======== Input records ========

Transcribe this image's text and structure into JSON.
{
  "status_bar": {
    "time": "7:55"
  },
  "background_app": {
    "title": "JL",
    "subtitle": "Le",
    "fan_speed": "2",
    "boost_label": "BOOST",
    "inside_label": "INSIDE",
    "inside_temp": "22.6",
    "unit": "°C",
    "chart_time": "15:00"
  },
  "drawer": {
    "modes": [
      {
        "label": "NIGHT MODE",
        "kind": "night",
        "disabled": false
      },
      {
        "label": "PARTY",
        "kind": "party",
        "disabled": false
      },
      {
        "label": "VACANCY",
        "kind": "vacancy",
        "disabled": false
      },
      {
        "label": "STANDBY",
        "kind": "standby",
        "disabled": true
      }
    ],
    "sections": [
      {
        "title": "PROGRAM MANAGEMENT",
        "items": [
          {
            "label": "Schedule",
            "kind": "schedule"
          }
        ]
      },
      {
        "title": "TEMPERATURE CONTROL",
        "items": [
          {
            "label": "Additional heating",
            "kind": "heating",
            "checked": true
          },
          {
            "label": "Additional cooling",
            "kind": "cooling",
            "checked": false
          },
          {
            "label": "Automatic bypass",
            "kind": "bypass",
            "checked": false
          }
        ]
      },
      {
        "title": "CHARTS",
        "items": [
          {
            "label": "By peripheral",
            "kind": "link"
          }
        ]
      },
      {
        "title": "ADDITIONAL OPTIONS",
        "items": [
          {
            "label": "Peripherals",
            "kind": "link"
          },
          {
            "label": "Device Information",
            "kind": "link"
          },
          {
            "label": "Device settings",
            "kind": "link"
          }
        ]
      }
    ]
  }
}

========

__Work to do__. Go through the records and gather the lines that hold "heating".

__Answer__.
            "label": "Additional heating",
            "kind": "heating",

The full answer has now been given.